> EXTRAHIERTER TEXT
__________

Polizeibeamte stehen am Hauptbahnhof in Lübeck, der nach einer Bombendrohung evakuiert wurde.

Verdächtiger Neonazi Vom Hass-Kommentar zur Bombendrohung

Stand: 15.04.2019 11:33 Uhr

Politiker und Behörden haben Hunderte Droh-Mails erhalten. Absender soll ein vorbestrafter Neonazi sein. Dessen Aktivitäten im Netz zeigen, wie kurz der Weg vom Hass-Kommentar zur Bombendrohung sein kann.

Von Patrick Gensing, ARD-aktuell

Von Patrick Gensing, tagesschau.de

    Ab kommender Woche werde man "auf unserer dezentralen Dienstleistungsplattform zur Förderung des Pädo- und Rechtsterrorismus" verschiedene Pistolen zum Kauf anbieten; alle Waffen würden mit 50 Schuss geliefert. So leiteten Unbekannte eine E-Mail ein, die sie im Januar an Medien und Rechtsanwälte schickten. Sie unterzeichneten die Nachricht als "Musiker des Staatsstreichorchesters" - ein Wortspiel, mit dem die Absender offen mit einem Umsturz kokettieren.

__________

> GESAMMELTES MATERIAL

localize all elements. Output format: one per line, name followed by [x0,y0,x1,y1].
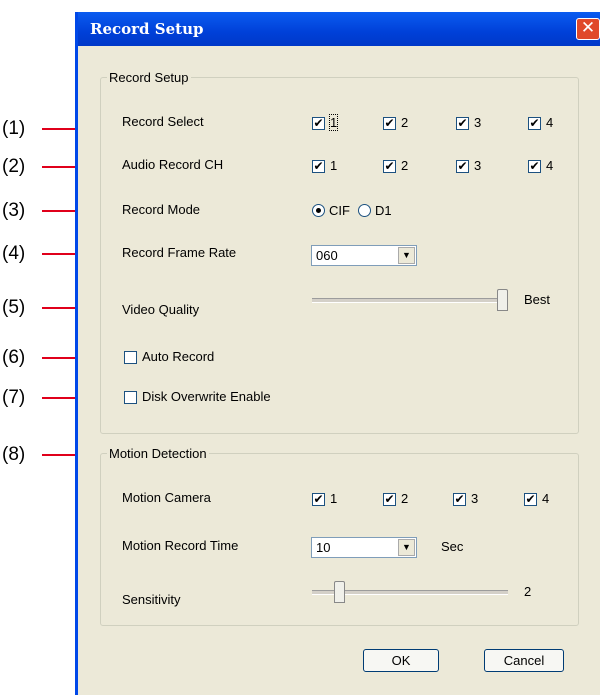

__________

> AUFGABEN
[a] Bearbeite im Artikel über die Bombendrohungen den Abschnitt zwischen „Verdächtiger Neonazi Vom“ und „einem Umsturz kokettieren.“, beide eingeschlossen, und setze dabei „Anwälte“ an die Stelle von „Rechtsanwälte“.
[b] Mit welchem Namen unterzeichneten die Absender laut dem Artikel über die Bombendrohungen die im Januar verschickte E-Mail?
Die Auflistung stammt aus einer anderen Quelle.

> LÖSUNGEN ZUR ÜBUNG
[a]
Verdächtiger Neonazi Vom Hass-Kommentar zur Bombendrohung

Stand: 15.04.2019 11:33 Uhr

Politiker und Behörden haben Hunderte Droh-Mails erhalten. Absender soll ein vorbestrafter Neonazi sein. Dessen Aktivitäten im Netz zeigen, wie kurz der Weg vom Hass-Kommentar zur Bombendrohung sein kann.

Von Patrick Gensing, ARD-aktuell

Von Patrick Gensing, tagesschau.de

    Ab kommender Woche werde man "auf unserer dezentralen Dienstleistungsplattform zur Förderung des Pädo- und Rechtsterrorismus" verschiedene Pistolen zum Kauf anbieten; alle Waffen würden mit 50 Schuss geliefert. So leiteten Unbekannte eine E-Mail ein, die sie im Januar an Medien und Anwälte schickten. Sie unterzeichneten die Nachricht als "Musiker des Staatsstreichorchesters" - ein Wortspiel, mit dem die Absender offen mit einem Umsturz kokettieren.

[b] Als „Musiker des Staatsstreichorchesters“.